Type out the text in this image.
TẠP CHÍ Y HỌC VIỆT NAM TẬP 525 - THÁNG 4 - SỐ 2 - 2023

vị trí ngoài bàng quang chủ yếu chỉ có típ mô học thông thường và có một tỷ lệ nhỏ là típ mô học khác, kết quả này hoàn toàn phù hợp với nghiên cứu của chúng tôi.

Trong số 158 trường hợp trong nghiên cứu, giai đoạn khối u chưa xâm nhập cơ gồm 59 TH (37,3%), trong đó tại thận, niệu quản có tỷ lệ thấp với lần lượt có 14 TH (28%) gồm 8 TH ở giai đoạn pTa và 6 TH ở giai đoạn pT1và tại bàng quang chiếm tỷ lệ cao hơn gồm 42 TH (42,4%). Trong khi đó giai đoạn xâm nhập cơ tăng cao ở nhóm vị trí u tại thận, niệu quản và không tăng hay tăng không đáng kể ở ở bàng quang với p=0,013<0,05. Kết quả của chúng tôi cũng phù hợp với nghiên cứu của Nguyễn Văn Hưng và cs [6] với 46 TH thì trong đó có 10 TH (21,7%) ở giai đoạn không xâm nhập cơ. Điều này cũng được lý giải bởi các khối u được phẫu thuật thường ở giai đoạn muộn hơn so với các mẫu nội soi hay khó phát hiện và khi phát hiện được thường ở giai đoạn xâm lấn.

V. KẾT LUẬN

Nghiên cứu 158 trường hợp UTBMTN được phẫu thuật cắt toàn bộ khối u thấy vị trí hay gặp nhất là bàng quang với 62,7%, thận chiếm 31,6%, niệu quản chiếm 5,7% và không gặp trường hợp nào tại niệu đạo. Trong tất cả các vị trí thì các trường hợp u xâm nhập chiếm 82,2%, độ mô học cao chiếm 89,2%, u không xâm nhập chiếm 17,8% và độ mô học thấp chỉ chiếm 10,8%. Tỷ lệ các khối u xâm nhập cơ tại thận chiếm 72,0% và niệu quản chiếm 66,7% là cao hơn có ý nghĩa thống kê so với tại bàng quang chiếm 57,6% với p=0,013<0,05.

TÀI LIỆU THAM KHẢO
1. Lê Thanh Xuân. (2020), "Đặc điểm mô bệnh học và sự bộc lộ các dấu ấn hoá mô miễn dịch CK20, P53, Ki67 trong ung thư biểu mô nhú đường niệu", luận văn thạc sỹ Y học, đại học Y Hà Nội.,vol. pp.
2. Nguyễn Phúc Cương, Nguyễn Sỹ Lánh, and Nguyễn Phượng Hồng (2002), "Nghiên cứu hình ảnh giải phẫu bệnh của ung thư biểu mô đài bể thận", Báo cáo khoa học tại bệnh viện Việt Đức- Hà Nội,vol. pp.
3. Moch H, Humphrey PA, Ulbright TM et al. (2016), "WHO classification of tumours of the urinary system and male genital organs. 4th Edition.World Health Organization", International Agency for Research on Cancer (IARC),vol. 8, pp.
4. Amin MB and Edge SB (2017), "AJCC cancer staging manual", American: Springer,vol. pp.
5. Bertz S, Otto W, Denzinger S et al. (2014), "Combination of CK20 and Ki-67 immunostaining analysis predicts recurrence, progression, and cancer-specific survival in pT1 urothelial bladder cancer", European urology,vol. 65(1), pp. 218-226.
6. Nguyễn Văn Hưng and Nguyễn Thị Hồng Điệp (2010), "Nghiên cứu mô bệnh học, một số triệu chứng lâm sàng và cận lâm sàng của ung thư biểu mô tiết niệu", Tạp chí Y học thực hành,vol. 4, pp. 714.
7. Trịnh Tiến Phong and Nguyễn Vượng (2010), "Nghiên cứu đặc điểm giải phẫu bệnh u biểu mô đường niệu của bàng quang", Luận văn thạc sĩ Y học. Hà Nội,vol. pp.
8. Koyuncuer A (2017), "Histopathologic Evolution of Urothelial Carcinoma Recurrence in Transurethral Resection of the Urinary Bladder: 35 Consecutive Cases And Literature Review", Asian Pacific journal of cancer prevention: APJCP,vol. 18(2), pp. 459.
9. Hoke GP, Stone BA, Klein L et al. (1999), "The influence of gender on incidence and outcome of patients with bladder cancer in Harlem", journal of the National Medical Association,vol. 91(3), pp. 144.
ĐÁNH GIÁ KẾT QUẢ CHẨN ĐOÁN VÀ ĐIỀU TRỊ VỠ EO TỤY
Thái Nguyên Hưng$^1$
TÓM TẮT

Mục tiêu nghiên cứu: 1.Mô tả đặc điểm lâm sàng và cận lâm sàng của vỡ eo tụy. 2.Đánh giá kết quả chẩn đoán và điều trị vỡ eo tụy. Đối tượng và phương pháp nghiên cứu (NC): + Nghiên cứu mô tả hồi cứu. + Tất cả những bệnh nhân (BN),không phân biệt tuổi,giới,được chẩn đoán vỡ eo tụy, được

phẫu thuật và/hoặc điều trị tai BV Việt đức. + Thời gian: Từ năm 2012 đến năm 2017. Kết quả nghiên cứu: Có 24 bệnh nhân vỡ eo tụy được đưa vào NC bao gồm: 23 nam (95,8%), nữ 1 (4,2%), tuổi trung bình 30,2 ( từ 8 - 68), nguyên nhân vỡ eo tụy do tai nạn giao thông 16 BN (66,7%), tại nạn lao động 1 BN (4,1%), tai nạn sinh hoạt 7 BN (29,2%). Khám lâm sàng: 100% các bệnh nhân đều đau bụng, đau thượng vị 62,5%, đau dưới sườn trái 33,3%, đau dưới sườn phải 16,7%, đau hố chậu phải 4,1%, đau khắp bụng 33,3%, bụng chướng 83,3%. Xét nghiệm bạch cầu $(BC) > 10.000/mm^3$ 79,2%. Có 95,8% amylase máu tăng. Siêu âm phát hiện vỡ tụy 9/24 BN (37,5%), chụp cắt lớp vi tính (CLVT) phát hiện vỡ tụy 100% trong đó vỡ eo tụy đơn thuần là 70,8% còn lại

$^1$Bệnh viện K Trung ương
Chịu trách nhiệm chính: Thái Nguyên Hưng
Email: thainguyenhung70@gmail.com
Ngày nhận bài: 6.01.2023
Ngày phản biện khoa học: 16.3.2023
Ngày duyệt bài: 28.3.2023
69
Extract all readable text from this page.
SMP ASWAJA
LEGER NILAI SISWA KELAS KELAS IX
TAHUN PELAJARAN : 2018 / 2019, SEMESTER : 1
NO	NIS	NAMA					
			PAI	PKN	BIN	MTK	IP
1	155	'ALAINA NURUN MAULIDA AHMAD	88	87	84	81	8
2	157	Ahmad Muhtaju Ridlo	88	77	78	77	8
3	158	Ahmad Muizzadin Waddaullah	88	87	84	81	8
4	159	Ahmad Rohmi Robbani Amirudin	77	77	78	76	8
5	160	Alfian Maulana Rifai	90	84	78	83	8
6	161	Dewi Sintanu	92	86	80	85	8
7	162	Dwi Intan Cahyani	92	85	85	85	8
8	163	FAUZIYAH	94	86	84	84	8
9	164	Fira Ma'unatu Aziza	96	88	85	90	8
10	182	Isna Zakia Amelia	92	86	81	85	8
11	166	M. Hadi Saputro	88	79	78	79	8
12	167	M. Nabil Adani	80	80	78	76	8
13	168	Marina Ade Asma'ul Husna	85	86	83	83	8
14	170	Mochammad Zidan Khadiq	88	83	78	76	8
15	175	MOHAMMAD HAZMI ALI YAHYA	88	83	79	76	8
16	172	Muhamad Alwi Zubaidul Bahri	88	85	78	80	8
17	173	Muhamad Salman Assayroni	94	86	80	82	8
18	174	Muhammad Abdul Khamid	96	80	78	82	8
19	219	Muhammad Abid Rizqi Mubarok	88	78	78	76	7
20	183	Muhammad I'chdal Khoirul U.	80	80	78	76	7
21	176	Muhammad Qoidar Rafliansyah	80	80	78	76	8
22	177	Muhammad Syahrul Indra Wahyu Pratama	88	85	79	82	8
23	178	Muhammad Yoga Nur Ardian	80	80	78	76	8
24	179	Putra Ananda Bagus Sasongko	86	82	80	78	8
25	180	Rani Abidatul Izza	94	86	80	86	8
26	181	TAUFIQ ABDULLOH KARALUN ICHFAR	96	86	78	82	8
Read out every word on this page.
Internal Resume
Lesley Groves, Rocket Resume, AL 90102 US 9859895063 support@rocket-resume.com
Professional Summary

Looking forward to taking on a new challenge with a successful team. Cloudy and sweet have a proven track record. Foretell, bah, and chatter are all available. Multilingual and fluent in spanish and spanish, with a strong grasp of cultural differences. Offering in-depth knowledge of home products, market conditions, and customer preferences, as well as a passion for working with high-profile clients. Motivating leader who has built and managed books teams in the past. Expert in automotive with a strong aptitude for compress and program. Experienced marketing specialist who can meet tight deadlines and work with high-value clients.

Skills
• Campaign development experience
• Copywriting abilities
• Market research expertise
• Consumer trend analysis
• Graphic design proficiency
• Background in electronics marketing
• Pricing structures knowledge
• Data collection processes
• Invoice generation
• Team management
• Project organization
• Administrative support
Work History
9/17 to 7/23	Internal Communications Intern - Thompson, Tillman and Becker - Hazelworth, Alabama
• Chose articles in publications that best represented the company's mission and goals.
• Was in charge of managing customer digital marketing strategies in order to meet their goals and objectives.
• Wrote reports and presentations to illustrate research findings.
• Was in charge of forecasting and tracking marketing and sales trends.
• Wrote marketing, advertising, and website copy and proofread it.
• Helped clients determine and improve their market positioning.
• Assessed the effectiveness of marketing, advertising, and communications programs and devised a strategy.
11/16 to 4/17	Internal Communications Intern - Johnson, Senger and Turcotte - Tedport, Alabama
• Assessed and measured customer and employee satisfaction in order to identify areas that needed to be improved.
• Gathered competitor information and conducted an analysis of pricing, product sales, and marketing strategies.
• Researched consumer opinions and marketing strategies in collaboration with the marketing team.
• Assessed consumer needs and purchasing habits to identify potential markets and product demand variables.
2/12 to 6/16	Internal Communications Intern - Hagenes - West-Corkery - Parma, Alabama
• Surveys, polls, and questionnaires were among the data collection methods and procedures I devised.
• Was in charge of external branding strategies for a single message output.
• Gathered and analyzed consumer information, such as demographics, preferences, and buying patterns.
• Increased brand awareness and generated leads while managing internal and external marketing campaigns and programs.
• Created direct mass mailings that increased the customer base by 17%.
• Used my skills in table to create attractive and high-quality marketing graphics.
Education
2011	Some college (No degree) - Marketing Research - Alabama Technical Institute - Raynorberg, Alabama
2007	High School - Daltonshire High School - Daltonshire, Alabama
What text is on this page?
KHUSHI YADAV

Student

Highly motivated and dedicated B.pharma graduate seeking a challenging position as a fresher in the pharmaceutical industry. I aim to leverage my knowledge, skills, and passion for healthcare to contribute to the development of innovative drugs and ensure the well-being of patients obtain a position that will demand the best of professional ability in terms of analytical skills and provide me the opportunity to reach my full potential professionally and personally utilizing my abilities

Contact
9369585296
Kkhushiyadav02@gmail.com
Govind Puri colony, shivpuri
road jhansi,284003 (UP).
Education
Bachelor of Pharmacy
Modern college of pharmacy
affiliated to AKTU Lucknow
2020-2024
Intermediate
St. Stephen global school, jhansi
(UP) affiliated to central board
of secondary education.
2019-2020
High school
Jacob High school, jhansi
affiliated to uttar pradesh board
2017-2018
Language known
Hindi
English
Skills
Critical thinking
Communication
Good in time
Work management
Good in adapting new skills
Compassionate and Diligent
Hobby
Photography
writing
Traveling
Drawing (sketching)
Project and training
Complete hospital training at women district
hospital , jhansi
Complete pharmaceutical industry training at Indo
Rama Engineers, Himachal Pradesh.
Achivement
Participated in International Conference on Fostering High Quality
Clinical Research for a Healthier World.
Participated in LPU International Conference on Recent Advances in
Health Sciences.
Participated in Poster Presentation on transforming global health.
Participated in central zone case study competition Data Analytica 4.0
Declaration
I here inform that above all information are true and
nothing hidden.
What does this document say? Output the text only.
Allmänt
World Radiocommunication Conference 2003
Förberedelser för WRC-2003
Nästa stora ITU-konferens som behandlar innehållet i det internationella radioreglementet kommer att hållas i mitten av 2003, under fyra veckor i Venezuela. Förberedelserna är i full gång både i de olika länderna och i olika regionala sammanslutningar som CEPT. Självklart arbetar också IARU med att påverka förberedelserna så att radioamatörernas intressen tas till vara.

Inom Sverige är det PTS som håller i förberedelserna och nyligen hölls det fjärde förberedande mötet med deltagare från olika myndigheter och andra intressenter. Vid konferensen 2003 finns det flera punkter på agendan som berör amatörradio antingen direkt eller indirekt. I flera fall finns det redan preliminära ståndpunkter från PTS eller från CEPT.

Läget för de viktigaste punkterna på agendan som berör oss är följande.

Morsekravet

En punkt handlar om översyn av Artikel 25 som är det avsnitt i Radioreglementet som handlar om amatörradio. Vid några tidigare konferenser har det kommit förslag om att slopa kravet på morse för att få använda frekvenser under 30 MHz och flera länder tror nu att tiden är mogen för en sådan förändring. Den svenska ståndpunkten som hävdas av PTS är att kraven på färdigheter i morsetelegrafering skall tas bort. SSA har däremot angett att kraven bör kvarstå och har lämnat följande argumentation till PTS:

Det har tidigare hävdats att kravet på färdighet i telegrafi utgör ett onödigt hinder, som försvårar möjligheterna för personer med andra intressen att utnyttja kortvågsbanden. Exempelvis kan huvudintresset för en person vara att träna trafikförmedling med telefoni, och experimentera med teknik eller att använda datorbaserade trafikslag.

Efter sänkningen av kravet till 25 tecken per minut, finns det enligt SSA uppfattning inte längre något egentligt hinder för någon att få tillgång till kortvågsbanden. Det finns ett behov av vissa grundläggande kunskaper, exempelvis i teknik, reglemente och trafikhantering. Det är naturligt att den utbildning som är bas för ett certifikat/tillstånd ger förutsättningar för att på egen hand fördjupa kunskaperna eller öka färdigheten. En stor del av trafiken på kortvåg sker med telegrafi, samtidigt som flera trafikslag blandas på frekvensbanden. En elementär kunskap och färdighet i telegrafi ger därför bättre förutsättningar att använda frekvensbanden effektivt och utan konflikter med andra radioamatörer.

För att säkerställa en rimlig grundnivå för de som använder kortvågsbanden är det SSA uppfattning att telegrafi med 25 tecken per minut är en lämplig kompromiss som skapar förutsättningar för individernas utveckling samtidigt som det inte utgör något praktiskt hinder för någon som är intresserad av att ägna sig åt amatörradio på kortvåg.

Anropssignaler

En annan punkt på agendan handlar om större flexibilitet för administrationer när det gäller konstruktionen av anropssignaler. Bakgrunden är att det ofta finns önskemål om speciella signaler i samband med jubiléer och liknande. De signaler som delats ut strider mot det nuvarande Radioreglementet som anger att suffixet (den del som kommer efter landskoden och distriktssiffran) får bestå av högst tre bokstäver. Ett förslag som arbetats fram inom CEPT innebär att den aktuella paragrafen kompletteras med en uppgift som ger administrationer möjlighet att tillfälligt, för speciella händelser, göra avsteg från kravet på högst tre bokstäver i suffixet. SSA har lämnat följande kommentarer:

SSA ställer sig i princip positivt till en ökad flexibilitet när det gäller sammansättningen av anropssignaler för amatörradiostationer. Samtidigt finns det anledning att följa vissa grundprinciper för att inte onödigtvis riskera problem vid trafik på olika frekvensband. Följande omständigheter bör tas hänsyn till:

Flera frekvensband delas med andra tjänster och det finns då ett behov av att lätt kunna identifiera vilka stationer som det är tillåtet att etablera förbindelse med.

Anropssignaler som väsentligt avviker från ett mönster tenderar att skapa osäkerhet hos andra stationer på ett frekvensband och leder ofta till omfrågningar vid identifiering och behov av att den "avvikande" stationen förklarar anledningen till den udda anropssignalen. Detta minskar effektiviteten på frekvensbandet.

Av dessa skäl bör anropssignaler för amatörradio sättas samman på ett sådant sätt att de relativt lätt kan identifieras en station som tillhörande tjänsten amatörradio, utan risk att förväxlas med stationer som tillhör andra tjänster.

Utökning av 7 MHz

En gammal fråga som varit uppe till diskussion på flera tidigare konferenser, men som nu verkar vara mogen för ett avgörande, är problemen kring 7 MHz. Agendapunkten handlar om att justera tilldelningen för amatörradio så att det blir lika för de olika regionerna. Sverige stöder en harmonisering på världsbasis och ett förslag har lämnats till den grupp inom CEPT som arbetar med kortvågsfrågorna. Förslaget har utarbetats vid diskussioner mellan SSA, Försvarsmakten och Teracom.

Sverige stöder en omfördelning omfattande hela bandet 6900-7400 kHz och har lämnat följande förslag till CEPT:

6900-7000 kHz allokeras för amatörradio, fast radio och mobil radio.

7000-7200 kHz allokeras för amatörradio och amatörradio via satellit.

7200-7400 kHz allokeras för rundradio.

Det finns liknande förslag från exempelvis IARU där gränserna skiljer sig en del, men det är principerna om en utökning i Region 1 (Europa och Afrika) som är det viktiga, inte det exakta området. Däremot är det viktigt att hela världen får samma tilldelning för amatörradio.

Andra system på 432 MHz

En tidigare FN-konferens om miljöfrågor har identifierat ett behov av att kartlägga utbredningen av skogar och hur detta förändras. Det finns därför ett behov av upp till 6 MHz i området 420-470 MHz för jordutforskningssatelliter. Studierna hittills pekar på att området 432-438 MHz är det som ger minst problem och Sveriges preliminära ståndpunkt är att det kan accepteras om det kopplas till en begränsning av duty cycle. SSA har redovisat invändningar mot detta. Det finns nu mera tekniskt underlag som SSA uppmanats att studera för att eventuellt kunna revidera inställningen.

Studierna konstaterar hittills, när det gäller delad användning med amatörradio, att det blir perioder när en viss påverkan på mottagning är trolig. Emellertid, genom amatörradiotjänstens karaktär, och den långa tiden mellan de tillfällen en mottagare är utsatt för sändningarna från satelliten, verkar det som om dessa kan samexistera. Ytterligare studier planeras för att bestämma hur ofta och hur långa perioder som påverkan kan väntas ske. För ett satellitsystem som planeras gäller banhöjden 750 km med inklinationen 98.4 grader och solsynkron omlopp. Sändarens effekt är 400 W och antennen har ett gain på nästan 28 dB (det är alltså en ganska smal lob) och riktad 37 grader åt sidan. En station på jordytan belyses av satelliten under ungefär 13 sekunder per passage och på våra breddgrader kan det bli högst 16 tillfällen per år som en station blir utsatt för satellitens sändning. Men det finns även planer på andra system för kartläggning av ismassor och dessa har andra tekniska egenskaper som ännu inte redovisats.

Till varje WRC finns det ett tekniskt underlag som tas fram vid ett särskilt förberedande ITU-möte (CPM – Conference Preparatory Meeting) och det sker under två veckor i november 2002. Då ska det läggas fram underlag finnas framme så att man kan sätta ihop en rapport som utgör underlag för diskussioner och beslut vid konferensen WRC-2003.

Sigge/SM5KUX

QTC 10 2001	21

══════════

Take from the listing above each line containing "charge".

* Written answer
• Was in charge of managing customer digital marketing strategies in order to meet their goals and objectives.
• Was in charge of forecasting and tracking marketing and sales trends.
• Was in charge of external branding strategies for a single message output.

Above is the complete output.